> **SET TASK**: The records that follow are to be transcribed in full, without their images.

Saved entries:
<<<<
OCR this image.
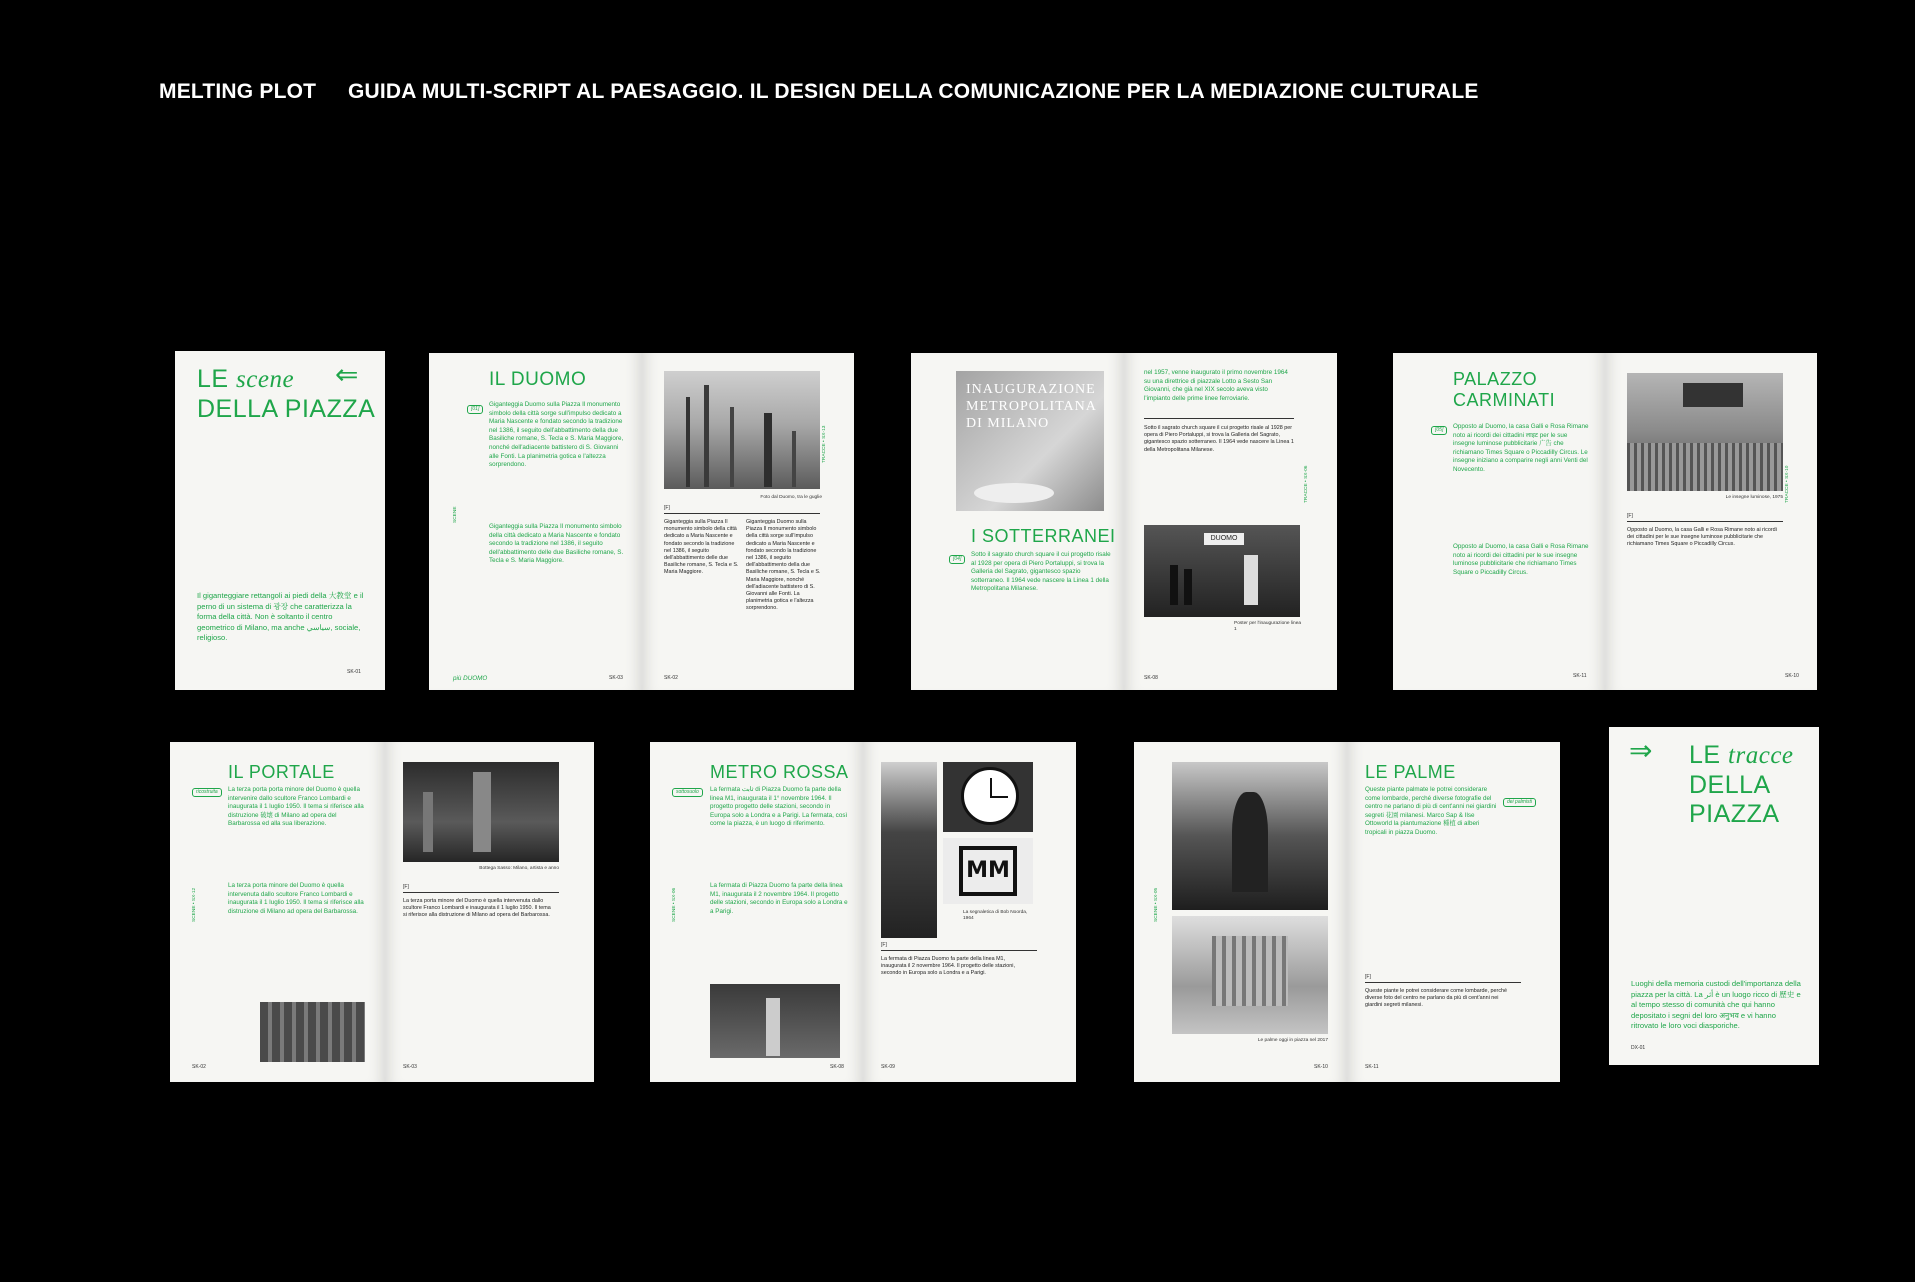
MELTING PLOT GUIDA MULTI-SCRIPT AL PAESAGGIO. IL DESIGN DELLA COMUNICAZIONE PER LA MEDIAZIONE CULTURALE
LE scene
DELLA PIAZZA
⇐
Il giganteggiare rettangoli ai piedi della 大教堂 e il perno di un sistema di 광장 che caratterizza la forma della città. Non è soltanto il centro geometrico di Milano, ma anche سياسي, sociale, religioso.
SK-01
IL DUOMO
[01]
Giganteggia Duomo sulla Piazza Il monumento simbolo della città sorge sull'impulso dedicato a Maria Nascente e fondato secondo la tradizione nel 1386, il seguito dell'abbattimento della due Basiliche romane, S. Tecla e S. Maria Maggiore, nonché dell'adiacente battistero di S. Giovanni alle Fonti. La planimetria gotica e l'altezza sorprendono.
Giganteggia sulla Piazza Il monumento simbolo della città dedicato a Maria Nascente e fondato secondo la tradizione nel 1386, il seguito dell'abbattimento delle due Basiliche romane, S. Tecla e S. Maria Maggiore.
SCENE
più DUOMO	SK-03
Foto dal Duomo, tra le guglie
[F]
Giganteggia sulla Piazza Il monumento simbolo della città dedicato a Maria Nascente e fondato secondo la tradizione nel 1386, il seguito dell'abbattimento delle due Basiliche romane, S. Tecla e S. Maria Maggiore.
Giganteggia Duomo sulla Piazza Il monumento simbolo della città sorge sull'impulso dedicato a Maria Nascente e fondato secondo la tradizione nel 1386, il seguito dell'abbattimento della due Basiliche romane, S. Tecla e S. Maria Maggiore, nonché dell'adiacente battistero di S. Giovanni alle Fonti. La planimetria gotica e l'altezza sorprendono.
TRACCE • SX-13
SK-02
INAUGURAZIONE METROPOLITANA DI MILANO
I SOTTERRANEI
[04]
Sotto il sagrato church square il cui progetto risale al 1928 per opera di Piero Portaluppi, si trova la Galleria del Sagrato, gigantesco spazio sotterraneo. Il 1964 vede nascere la Linea 1 della Metropolitana Milanese.
nel 1957, venne inaugurato il primo novembre 1964 su una direttrice di piazzale Lotto a Sesto San Giovanni, che già nel XIX secolo aveva visto l'impianto delle prime linee ferroviarie.
Sotto il sagrato church square il cui progetto risale al 1928 per opera di Piero Portaluppi, si trova la Galleria del Sagrato, gigantesco spazio sotterraneo. Il 1964 vede nascere la Linea 1 della Metropolitana Milanese.
DUOMO
Poster per l'inaugurazione linea 1
TRACCE • SX-06
SK-08
PALAZZO CARMINATI
[05]	Opposto al Duomo, la casa Galli e Rosa Rimane noto ai ricordi dei cittadini लाइट per le sue insegne luminose pubblicitarie 广告 che richiamano Times Square o Piccadilly Circus. Le insegne iniziano a comparire negli anni Venti del Novecento.
Opposto al Duomo, la casa Galli e Rosa Rimane noto ai ricordi dei cittadini per le sue insegne luminose pubblicitarie che richiamano Times Square o Piccadilly Circus.
SK-11
Le insegne luminose, 1975
[F]
Opposto al Duomo, la casa Galli e Rosa Rimane noto ai ricordi dei cittadini per le sue insegne luminose pubblicitarie che richiamano Times Square o Piccadilly Circus.
TRACCE • SX-10
SK-10
IL PORTALE
ricostruita	La terza porta porta minore del Duomo è quella intervenire dallo scultore Franco Lombardi e inaugurata il 1 luglio 1950. Il tema si riferisce alla distruzione 破壊 di Milano ad opera del Barbarossa ed alla sua liberazione.
La terza porta minore del Duomo è quella intervenuta dallo scultore Franco Lombardi e inaugurata il 1 luglio 1950. Il tema si riferisce alla distruzione di Milano ad opera del Barbarossa.
SCENE • SX-12
SK-02
Bottega Sasso: Milano, artista e anno
[F]
La terza porta minore del Duomo è quella intervenuta dallo scultore Franco Lombardi e inaugurata il 1 luglio 1950. Il tema si riferisce alla distruzione di Milano ad opera del Barbarossa.
SK-03
METRO ROSSA
sottosuolo	La fermata ثابت di Piazza Duomo fa parte della linea M1, inaugurata il 1° novembre 1964. Il progetto progetto delle stazioni, secondo in Europa solo a Londra e a Parigi. La fermata, così come la piazza, è un luogo di riferimento.
La fermata di Piazza Duomo fa parte della linea M1, inaugurata il 2 novembre 1964. Il progetto delle stazioni, secondo in Europa solo a Londra e a Parigi.
SCENE • SX-06
SK-08
MM
La segnaletica di Bob Noorda, 1964
[F]
La fermata di Piazza Duomo fa parte della linea M1, inaugurata il 2 novembre 1964. Il progetto delle stazioni, secondo in Europa solo a Londra e a Parigi.
SK-09
Le palme oggi in piazza nel 2017
SCENE • SX-05
SK-10
LE PALME
dei palmisti
Queste piante palmate le potrei considerare come lombarde, perché diverse fotografie del centro ne parlano di più di cent'anni nei giardini segreti 花園 milanesi. Marco Sap & Ilse Ottoworld la piantumazione 種植 di alberi tropicali in piazza Duomo.
[F]
Queste piante le potrei considerare come lombarde, perché diverse foto del centro ne parlano da più di cent'anni nei giardini segreti milanesi.
SK-11
⇒ LE tracce
DELLA PIAZZA
Luoghi della memoria custodi dell'importanza della piazza per la città. La أثر è un luogo ricco di 歷史 e al tempo stesso di comunità che qui hanno depositato i segni del loro अनुभव e vi hanno ritrovato le loro voci diasporiche.
DX-01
>>>>
> **RESPONSE TO THIS TASK**:
OCR this image.
MELTING PLOT GUIDA MULTI-SCRIPT AL PAESAGGIO. IL DESIGN DELLA COMUNICAZIONE PER LA MEDIAZIONE CULTURALE
LE scene
DELLA PIAZZA
⇐
Il giganteggiare rettangoli ai piedi della 大教堂 e il perno di un sistema di 광장 che caratterizza la forma della città. Non è soltanto il centro geometrico di Milano, ma anche سياسي, sociale, religioso.
SK-01
IL DUOMO
[01]
Giganteggia Duomo sulla Piazza Il monumento simbolo della città sorge sull'impulso dedicato a Maria Nascente e fondato secondo la tradizione nel 1386, il seguito dell'abbattimento della due Basiliche romane, S. Tecla e S. Maria Maggiore, nonché dell'adiacente battistero di S. Giovanni alle Fonti. La planimetria gotica e l'altezza sorprendono.
Giganteggia sulla Piazza Il monumento simbolo della città dedicato a Maria Nascente e fondato secondo la tradizione nel 1386, il seguito dell'abbattimento delle due Basiliche romane, S. Tecla e S. Maria Maggiore.
SCENE
più DUOMO	SK-03
Foto dal Duomo, tra le guglie
[F]
Giganteggia sulla Piazza Il monumento simbolo della città dedicato a Maria Nascente e fondato secondo la tradizione nel 1386, il seguito dell'abbattimento delle due Basiliche romane, S. Tecla e S. Maria Maggiore.
Giganteggia Duomo sulla Piazza Il monumento simbolo della città sorge sull'impulso dedicato a Maria Nascente e fondato secondo la tradizione nel 1386, il seguito dell'abbattimento della due Basiliche romane, S. Tecla e S. Maria Maggiore, nonché dell'adiacente battistero di S. Giovanni alle Fonti. La planimetria gotica e l'altezza sorprendono.
TRACCE • SX-13
SK-02
INAUGURAZIONE METROPOLITANA DI MILANO
I SOTTERRANEI
[04]
Sotto il sagrato church square il cui progetto risale al 1928 per opera di Piero Portaluppi, si trova la Galleria del Sagrato, gigantesco spazio sotterraneo. Il 1964 vede nascere la Linea 1 della Metropolitana Milanese.
nel 1957, venne inaugurato il primo novembre 1964 su una direttrice di piazzale Lotto a Sesto San Giovanni, che già nel XIX secolo aveva visto l'impianto delle prime linee ferroviarie.
Sotto il sagrato church square il cui progetto risale al 1928 per opera di Piero Portaluppi, si trova la Galleria del Sagrato, gigantesco spazio sotterraneo. Il 1964 vede nascere la Linea 1 della Metropolitana Milanese.
DUOMO
Poster per l'inaugurazione linea 1
TRACCE • SX-06
SK-08
PALAZZO CARMINATI
[05]	Opposto al Duomo, la casa Galli e Rosa Rimane noto ai ricordi dei cittadini लाइट per le sue insegne luminose pubblicitarie 广告 che richiamano Times Square o Piccadilly Circus. Le insegne iniziano a comparire negli anni Venti del Novecento.
Opposto al Duomo, la casa Galli e Rosa Rimane noto ai ricordi dei cittadini per le sue insegne luminose pubblicitarie che richiamano Times Square o Piccadilly Circus.
SK-11
Le insegne luminose, 1975
[F]
Opposto al Duomo, la casa Galli e Rosa Rimane noto ai ricordi dei cittadini per le sue insegne luminose pubblicitarie che richiamano Times Square o Piccadilly Circus.
TRACCE • SX-10
SK-10
IL PORTALE
ricostruita	La terza porta porta minore del Duomo è quella intervenire dallo scultore Franco Lombardi e inaugurata il 1 luglio 1950. Il tema si riferisce alla distruzione 破壊 di Milano ad opera del Barbarossa ed alla sua liberazione.
La terza porta minore del Duomo è quella intervenuta dallo scultore Franco Lombardi e inaugurata il 1 luglio 1950. Il tema si riferisce alla distruzione di Milano ad opera del Barbarossa.
SCENE • SX-12
SK-02
Bottega Sasso: Milano, artista e anno
[F]
La terza porta minore del Duomo è quella intervenuta dallo scultore Franco Lombardi e inaugurata il 1 luglio 1950. Il tema si riferisce alla distruzione di Milano ad opera del Barbarossa.
SK-03
METRO ROSSA
sottosuolo	La fermata ثابت di Piazza Duomo fa parte della linea M1, inaugurata il 1° novembre 1964. Il progetto progetto delle stazioni, secondo in Europa solo a Londra e a Parigi. La fermata, così come la piazza, è un luogo di riferimento.
La fermata di Piazza Duomo fa parte della linea M1, inaugurata il 2 novembre 1964. Il progetto delle stazioni, secondo in Europa solo a Londra e a Parigi.
SCENE • SX-06
SK-08
MM
La segnaletica di Bob Noorda, 1964
[F]
La fermata di Piazza Duomo fa parte della linea M1, inaugurata il 2 novembre 1964. Il progetto delle stazioni, secondo in Europa solo a Londra e a Parigi.
SK-09
Le palme oggi in piazza nel 2017
SCENE • SX-05
SK-10
LE PALME
dei palmisti
Queste piante palmate le potrei considerare come lombarde, perché diverse fotografie del centro ne parlano di più di cent'anni nei giardini segreti 花園 milanesi. Marco Sap & Ilse Ottoworld la piantumazione 種植 di alberi tropicali in piazza Duomo.
[F]
Queste piante le potrei considerare come lombarde, perché diverse foto del centro ne parlano da più di cent'anni nei giardini segreti milanesi.
SK-11
⇒ LE tracce
DELLA PIAZZA
Luoghi della memoria custodi dell'importanza della piazza per la città. La أثر è un luogo ricco di 歷史 e al tempo stesso di comunità che qui hanno depositato i segni del loro अनुभव e vi hanno ritrovato le loro voci diasporiche.
DX-01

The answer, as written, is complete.